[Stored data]
###

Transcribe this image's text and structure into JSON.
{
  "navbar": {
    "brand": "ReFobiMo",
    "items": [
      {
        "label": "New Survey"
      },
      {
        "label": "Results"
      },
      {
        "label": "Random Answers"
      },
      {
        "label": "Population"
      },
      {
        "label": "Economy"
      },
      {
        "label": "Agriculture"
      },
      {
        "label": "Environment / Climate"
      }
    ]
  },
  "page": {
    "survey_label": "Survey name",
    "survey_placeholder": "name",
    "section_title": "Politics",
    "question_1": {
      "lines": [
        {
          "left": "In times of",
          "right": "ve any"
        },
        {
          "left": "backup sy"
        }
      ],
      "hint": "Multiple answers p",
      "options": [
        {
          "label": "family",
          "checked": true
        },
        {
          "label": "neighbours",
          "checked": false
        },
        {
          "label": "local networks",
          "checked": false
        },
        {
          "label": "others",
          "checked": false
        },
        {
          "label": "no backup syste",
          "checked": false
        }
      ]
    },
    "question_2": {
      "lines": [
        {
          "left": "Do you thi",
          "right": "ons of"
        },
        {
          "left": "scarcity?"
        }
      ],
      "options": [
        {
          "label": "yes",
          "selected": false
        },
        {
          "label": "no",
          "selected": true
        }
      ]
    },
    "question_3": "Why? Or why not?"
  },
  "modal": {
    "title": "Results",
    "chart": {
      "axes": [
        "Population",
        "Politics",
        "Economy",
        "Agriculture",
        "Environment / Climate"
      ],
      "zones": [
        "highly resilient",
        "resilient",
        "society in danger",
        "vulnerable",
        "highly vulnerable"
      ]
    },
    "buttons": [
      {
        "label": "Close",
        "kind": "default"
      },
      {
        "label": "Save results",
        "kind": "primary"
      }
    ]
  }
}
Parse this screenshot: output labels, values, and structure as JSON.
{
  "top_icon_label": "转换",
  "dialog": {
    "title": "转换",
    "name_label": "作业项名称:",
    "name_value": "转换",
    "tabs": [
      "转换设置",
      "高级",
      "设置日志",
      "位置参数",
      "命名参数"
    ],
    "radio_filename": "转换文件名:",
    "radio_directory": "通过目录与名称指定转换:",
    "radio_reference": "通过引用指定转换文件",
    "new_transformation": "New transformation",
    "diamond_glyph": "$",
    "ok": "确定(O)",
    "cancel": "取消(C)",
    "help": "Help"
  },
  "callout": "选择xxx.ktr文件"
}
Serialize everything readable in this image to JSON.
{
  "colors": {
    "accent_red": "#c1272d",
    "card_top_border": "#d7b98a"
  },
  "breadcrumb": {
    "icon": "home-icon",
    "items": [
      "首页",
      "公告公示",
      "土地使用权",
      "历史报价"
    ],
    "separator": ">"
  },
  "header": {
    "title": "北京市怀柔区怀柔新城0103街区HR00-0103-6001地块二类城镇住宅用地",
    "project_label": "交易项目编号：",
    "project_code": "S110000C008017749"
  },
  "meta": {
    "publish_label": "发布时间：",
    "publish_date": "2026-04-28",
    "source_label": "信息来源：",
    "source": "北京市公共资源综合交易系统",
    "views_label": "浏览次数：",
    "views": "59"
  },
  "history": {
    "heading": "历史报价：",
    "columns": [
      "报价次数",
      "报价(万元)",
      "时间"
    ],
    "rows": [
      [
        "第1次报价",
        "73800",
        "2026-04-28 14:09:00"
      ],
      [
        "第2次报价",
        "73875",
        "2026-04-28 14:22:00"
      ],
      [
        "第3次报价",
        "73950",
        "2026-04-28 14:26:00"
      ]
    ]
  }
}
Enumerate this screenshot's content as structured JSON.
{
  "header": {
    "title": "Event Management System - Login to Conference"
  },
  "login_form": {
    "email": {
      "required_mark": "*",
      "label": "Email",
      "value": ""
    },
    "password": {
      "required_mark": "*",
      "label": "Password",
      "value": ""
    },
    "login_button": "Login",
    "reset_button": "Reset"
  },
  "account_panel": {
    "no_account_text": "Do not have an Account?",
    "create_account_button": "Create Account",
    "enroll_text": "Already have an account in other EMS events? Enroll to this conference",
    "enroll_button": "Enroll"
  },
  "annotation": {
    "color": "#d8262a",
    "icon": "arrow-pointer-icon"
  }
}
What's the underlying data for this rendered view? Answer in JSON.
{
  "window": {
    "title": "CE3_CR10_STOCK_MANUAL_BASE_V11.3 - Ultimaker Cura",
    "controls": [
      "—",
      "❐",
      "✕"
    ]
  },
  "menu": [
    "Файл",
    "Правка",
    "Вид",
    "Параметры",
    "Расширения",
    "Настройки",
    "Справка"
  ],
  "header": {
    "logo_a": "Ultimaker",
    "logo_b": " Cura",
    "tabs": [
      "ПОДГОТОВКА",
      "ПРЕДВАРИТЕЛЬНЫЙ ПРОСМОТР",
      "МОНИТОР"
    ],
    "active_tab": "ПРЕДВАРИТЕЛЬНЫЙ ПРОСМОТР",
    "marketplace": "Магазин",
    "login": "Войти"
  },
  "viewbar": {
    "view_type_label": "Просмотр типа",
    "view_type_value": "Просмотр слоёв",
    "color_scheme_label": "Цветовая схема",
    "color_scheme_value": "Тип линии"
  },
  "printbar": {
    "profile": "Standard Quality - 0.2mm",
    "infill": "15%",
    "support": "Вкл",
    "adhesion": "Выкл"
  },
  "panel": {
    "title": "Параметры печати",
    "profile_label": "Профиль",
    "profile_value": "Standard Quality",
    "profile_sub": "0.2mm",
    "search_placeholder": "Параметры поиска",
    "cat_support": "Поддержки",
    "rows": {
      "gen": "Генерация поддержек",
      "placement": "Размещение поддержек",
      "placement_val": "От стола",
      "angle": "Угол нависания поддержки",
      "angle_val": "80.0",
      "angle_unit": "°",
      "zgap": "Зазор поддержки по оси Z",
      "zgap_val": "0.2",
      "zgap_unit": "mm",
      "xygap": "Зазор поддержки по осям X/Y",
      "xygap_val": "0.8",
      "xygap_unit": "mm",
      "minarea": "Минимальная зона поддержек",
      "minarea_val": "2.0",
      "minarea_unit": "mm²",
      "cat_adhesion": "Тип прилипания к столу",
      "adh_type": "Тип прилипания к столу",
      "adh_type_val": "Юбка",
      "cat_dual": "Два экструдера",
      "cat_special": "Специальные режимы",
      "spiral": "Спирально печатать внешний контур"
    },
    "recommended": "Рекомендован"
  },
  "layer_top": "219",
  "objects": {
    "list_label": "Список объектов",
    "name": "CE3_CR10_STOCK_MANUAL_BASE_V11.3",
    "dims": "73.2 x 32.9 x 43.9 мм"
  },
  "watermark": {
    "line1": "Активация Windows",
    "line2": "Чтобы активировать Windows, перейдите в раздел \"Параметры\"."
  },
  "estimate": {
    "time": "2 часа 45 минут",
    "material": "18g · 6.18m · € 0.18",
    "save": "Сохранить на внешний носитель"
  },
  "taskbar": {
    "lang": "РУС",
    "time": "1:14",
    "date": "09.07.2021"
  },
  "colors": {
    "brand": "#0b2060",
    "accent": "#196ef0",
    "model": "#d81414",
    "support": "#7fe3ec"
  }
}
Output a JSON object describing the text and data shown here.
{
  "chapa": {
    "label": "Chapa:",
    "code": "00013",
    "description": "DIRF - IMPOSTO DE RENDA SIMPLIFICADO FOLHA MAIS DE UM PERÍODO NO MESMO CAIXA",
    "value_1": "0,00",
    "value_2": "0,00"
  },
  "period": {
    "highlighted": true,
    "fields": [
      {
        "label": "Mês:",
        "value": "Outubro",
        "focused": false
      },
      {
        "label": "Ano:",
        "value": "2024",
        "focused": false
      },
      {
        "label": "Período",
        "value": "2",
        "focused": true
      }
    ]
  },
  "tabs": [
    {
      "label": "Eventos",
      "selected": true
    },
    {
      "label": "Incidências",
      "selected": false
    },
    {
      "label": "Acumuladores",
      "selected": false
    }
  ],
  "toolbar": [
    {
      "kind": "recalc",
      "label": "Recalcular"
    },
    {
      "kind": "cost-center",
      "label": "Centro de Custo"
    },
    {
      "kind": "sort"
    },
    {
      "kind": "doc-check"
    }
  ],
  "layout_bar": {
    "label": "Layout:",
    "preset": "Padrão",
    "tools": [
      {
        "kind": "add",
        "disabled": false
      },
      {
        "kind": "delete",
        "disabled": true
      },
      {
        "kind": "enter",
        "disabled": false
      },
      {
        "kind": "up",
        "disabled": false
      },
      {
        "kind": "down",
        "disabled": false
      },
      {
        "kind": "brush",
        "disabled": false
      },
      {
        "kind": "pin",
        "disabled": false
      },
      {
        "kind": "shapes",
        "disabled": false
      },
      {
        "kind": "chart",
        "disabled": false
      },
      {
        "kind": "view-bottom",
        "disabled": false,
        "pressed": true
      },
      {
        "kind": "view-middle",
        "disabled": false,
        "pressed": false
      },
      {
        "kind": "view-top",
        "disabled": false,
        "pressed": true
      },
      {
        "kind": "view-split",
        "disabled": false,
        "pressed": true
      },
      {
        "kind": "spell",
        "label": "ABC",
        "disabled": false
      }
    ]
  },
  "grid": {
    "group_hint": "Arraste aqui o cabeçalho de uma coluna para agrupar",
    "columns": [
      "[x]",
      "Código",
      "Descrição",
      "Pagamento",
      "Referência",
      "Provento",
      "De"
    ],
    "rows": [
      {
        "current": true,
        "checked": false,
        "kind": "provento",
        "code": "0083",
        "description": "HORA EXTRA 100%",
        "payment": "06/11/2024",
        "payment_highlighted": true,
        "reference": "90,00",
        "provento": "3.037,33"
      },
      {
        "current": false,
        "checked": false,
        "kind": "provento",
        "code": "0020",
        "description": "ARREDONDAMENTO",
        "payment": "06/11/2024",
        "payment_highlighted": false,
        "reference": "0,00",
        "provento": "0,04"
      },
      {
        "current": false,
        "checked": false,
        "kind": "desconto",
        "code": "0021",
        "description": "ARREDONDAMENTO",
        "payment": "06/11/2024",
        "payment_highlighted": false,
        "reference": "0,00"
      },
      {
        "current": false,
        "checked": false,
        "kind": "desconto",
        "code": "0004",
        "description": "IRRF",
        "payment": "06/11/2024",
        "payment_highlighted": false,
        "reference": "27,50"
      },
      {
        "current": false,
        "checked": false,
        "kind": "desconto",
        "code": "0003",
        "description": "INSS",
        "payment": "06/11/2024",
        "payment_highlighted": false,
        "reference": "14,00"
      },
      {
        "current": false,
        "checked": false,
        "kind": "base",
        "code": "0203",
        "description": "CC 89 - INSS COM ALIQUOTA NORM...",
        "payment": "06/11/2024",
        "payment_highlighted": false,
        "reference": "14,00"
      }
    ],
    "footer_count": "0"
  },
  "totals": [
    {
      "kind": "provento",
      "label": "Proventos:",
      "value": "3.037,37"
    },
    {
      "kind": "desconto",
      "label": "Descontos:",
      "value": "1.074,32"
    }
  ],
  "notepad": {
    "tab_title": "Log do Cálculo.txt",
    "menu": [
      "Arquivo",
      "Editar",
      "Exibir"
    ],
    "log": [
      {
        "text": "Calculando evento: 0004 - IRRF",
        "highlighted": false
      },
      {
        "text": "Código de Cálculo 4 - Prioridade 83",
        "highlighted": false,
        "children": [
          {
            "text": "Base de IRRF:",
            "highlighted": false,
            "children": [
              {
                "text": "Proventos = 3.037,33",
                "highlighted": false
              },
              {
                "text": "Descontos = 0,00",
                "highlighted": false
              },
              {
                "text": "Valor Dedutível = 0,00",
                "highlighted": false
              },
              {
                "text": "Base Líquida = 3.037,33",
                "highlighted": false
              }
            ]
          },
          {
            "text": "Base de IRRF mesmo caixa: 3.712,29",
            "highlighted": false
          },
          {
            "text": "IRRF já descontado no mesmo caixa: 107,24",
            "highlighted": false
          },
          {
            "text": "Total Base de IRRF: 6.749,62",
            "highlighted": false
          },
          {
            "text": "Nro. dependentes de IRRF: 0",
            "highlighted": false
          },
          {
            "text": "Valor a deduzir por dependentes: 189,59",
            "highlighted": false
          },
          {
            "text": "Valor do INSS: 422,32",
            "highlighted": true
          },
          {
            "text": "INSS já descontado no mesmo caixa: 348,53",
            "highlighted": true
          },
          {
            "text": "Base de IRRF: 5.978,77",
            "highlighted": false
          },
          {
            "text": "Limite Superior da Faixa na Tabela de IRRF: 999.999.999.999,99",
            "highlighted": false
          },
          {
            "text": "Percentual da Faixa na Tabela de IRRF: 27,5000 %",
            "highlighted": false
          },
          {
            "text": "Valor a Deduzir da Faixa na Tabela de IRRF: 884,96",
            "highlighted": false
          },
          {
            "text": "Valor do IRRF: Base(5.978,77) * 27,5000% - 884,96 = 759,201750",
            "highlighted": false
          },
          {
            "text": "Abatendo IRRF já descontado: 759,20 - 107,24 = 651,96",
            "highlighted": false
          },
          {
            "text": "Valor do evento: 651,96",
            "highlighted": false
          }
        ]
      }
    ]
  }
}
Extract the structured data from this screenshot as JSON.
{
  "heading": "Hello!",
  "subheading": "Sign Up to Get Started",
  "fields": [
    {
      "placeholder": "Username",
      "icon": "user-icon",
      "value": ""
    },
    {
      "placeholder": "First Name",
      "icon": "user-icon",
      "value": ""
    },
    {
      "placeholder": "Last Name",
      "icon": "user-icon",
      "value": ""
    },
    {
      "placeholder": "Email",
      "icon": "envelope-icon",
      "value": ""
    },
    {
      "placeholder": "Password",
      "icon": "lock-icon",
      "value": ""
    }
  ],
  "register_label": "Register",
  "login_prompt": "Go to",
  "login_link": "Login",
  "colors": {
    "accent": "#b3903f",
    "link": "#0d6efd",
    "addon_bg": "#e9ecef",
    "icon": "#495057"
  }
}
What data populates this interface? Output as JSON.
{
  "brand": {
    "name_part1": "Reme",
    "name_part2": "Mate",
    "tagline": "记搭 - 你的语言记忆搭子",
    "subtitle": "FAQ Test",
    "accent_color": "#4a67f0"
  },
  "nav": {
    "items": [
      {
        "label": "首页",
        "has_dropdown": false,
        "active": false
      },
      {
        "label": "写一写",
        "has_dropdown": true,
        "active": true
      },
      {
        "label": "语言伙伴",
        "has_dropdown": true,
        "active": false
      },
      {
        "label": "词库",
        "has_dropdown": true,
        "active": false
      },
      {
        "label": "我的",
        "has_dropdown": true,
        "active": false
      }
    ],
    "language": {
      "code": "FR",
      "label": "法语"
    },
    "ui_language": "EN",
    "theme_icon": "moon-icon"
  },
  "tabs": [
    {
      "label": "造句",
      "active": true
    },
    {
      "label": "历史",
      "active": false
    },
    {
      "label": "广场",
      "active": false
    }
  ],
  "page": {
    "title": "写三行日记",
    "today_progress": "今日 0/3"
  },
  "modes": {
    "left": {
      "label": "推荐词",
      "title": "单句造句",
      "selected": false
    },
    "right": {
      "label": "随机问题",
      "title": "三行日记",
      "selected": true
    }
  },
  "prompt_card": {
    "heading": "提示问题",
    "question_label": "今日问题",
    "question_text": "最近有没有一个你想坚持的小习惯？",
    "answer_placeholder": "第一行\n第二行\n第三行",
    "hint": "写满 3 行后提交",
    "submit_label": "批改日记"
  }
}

###

◆ Exercise
Examine the entries and report how many of their lines contain the string "screenshot", giving no more than the number.

◆ Task solution
3